* GIVEN DATA:

▶

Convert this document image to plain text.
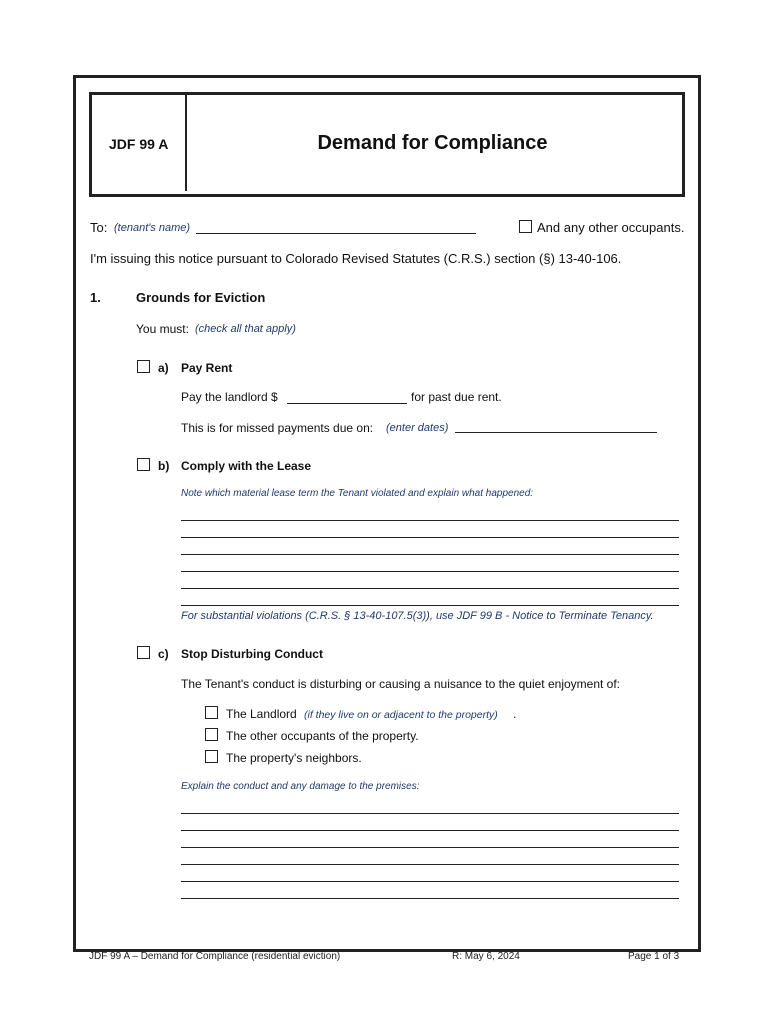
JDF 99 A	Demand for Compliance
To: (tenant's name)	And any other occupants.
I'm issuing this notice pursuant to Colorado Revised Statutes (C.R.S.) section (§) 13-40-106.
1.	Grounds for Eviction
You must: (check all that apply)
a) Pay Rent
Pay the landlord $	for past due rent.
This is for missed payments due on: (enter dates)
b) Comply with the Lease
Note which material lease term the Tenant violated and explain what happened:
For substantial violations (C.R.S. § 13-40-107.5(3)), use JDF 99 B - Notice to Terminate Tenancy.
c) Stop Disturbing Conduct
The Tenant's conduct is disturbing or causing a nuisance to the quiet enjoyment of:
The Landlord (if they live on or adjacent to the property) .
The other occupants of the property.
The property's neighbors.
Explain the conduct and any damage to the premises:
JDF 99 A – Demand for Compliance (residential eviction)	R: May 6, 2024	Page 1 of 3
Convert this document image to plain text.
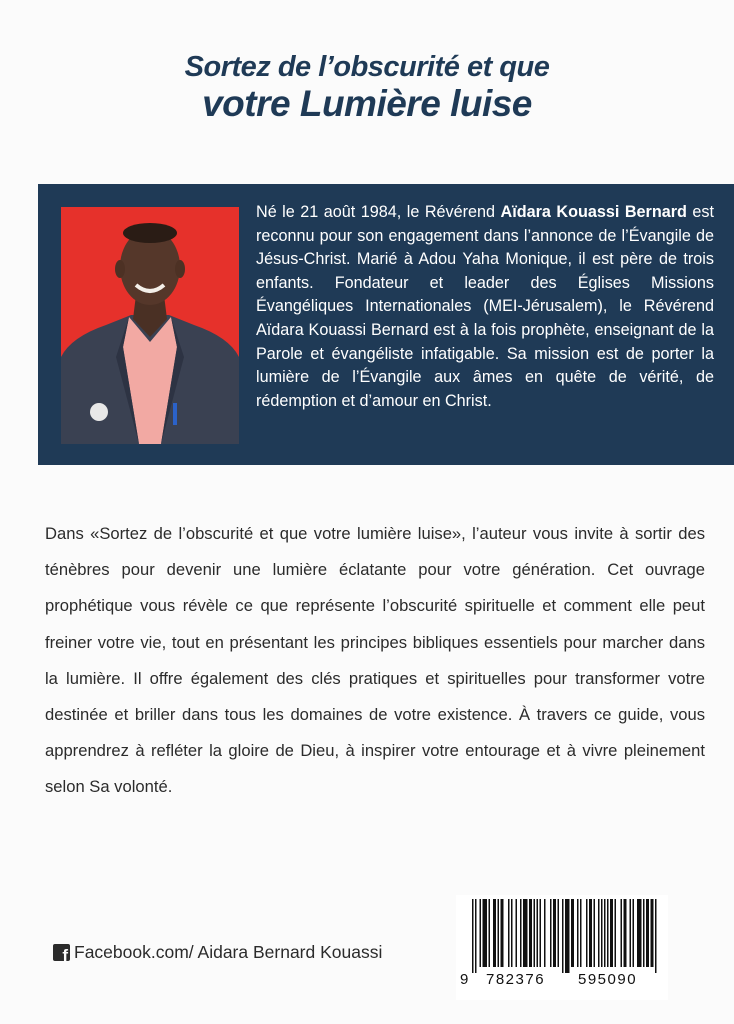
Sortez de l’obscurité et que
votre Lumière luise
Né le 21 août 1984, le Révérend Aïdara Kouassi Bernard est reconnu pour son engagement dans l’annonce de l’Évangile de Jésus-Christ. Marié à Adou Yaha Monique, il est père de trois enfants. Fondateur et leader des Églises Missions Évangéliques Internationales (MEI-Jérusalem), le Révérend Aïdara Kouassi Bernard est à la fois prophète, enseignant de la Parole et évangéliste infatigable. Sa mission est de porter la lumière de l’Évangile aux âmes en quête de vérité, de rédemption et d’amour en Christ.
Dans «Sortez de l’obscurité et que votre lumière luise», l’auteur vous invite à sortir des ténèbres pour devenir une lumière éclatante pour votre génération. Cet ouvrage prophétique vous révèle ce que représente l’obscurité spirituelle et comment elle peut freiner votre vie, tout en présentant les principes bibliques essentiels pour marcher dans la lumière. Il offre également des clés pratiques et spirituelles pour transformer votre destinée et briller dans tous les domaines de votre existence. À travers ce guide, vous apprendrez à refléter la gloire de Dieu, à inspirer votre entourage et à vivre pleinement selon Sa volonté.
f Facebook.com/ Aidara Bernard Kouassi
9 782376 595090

◀
▶

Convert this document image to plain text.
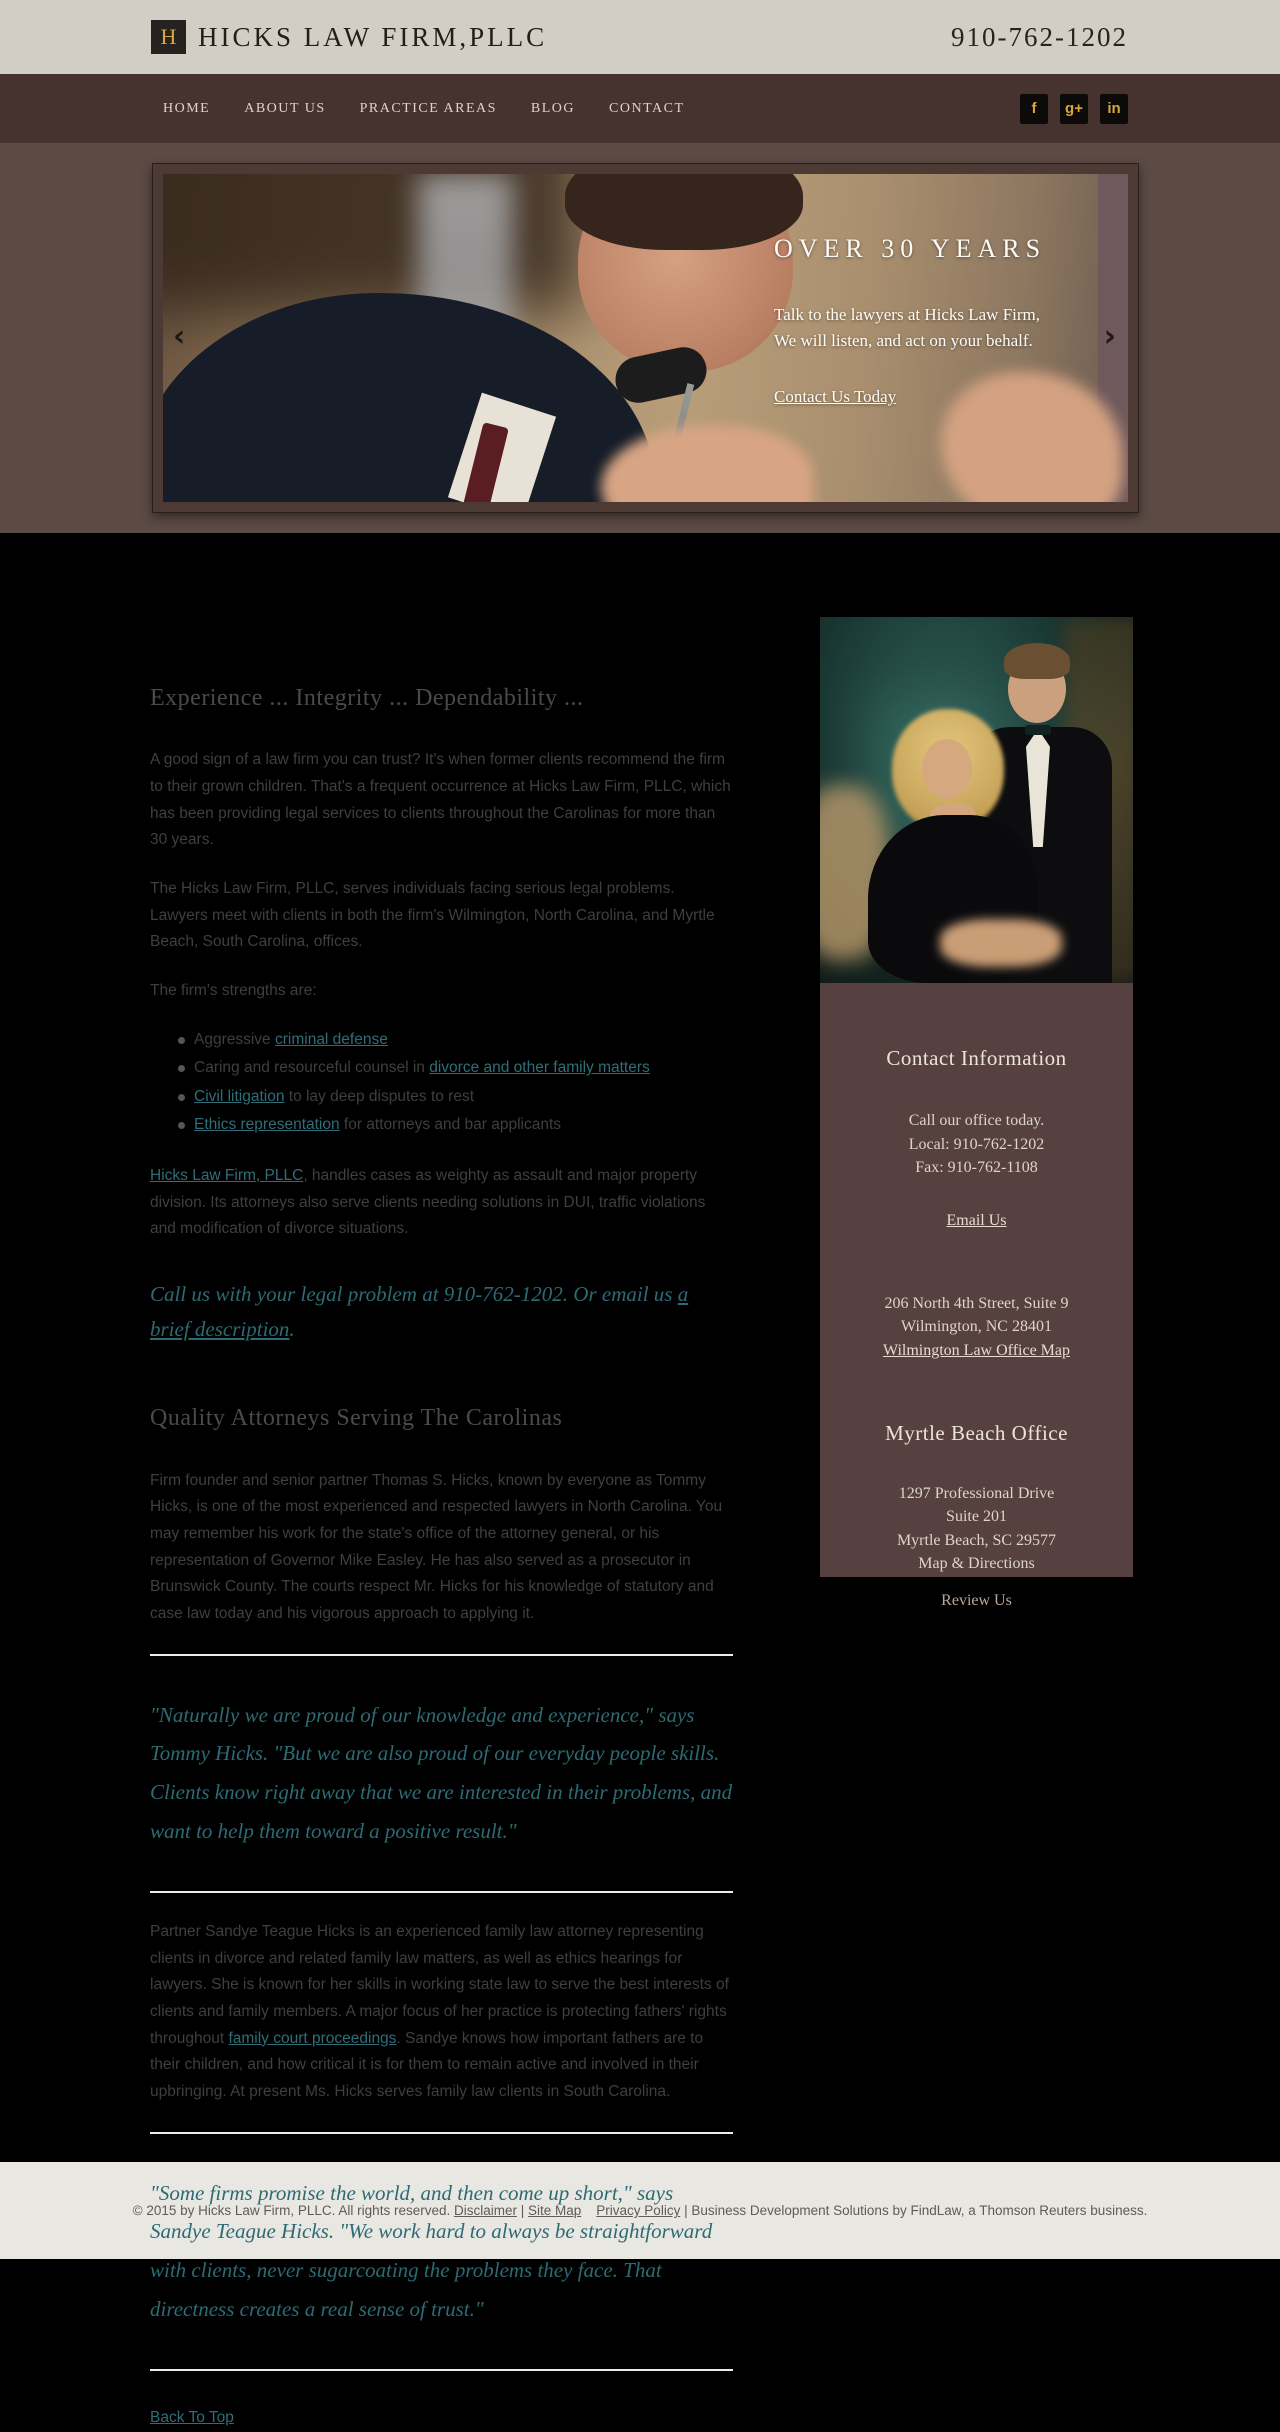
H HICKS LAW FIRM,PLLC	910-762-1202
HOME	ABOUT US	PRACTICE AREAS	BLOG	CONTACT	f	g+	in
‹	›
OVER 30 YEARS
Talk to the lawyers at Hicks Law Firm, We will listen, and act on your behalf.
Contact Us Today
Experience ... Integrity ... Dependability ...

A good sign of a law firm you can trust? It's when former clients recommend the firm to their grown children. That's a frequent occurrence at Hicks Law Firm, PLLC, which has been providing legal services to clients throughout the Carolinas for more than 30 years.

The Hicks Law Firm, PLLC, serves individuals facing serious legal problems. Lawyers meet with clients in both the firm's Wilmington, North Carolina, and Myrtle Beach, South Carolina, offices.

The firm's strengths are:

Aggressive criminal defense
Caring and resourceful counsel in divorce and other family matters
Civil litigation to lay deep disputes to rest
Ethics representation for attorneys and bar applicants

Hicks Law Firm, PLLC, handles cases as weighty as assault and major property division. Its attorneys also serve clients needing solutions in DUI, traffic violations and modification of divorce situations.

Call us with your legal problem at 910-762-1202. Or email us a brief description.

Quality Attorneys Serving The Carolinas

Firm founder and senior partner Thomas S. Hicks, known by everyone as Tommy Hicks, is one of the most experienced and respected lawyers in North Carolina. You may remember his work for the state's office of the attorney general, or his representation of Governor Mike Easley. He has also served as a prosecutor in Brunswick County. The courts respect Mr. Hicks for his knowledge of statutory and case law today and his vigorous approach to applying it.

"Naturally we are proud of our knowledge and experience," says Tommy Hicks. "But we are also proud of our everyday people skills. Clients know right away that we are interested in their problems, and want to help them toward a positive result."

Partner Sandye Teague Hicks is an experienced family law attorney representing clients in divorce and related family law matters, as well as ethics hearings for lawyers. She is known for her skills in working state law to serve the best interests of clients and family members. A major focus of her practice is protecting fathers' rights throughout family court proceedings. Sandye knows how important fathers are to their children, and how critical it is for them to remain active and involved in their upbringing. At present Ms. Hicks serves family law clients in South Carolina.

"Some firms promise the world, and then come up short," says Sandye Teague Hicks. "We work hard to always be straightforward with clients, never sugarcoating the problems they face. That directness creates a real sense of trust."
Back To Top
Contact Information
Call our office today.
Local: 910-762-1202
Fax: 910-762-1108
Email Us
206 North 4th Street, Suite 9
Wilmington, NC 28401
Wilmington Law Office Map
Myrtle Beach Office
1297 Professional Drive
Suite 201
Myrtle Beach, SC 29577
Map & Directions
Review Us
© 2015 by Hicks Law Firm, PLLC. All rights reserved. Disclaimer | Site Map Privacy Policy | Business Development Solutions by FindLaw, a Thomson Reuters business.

◀

* WORK REQUIRED: In the lines above, find each one with "your" and list it.

* FINAL ANSWER:
Talk to the lawyers at Hicks Law Firm, We will listen, and act on your behalf.
Call us with your legal problem at 910-762-1202. Or email us a brief description.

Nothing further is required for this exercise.